--- Start of SUPPLIED ENTRIES ---

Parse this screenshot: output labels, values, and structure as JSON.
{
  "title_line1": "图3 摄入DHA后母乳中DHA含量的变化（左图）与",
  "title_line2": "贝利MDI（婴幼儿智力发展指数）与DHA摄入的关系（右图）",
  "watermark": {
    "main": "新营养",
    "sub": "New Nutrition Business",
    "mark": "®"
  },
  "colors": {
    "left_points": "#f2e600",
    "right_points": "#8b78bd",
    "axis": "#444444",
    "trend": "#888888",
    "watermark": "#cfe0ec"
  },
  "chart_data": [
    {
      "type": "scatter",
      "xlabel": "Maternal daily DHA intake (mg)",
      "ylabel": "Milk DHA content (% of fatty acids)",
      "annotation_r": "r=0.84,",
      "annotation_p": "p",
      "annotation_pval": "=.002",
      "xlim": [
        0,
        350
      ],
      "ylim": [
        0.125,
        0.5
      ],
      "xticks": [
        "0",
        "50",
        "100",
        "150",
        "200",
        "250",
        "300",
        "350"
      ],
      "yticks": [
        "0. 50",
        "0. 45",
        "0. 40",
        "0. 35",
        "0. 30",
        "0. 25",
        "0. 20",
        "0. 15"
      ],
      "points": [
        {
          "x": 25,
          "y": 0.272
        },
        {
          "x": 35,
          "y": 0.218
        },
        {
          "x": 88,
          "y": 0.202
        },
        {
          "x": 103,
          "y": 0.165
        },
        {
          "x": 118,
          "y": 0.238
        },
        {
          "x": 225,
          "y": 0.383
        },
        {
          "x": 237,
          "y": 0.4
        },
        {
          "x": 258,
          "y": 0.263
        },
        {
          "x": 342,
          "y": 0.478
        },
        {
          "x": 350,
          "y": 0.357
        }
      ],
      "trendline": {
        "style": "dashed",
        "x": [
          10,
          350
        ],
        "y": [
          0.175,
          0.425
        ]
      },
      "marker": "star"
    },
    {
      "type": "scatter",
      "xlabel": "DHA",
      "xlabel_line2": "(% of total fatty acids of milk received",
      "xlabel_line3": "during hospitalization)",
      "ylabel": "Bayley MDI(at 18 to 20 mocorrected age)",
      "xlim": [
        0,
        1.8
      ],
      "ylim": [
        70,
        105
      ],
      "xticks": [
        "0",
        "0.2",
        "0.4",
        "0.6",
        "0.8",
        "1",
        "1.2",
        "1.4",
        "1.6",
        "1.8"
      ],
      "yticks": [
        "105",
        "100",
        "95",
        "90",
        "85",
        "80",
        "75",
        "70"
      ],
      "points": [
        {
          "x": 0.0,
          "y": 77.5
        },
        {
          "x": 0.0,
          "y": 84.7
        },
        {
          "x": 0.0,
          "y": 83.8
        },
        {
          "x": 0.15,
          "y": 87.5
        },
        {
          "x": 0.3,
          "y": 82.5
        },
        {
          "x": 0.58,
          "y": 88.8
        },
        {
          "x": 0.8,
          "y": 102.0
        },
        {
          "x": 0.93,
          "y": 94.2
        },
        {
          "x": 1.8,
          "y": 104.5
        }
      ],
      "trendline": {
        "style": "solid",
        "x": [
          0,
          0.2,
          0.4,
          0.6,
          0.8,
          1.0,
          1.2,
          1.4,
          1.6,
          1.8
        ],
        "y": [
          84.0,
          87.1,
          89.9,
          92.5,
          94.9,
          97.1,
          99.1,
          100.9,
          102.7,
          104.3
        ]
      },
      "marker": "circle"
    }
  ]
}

--- End of SUPPLIED ENTRIES ---
--- Start of SUPPLIED ENTRIES ---

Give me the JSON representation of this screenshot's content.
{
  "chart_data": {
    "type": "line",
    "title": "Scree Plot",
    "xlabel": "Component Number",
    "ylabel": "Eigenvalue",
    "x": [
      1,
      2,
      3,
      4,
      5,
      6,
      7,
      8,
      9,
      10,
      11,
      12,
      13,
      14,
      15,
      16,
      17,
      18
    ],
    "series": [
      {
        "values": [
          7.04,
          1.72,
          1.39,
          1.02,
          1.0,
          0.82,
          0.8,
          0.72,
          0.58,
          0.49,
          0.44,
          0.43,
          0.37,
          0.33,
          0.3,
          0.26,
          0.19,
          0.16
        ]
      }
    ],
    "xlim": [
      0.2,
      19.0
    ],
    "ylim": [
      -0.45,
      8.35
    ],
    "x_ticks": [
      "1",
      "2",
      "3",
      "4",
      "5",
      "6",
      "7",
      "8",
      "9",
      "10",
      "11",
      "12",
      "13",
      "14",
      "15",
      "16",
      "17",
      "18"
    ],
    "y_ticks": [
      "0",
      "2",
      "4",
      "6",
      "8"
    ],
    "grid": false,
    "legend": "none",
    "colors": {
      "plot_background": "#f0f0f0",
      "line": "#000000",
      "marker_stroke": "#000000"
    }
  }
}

--- End of SUPPLIED ENTRIES ---

» **GOAL**:
Report every line in the data above in which the word "acids" appears.

» **TASK OUTPUT**:
      "ylabel": "Milk DHA content (% of fatty acids)",
      "xlabel_line2": "(% of total fatty acids of milk received",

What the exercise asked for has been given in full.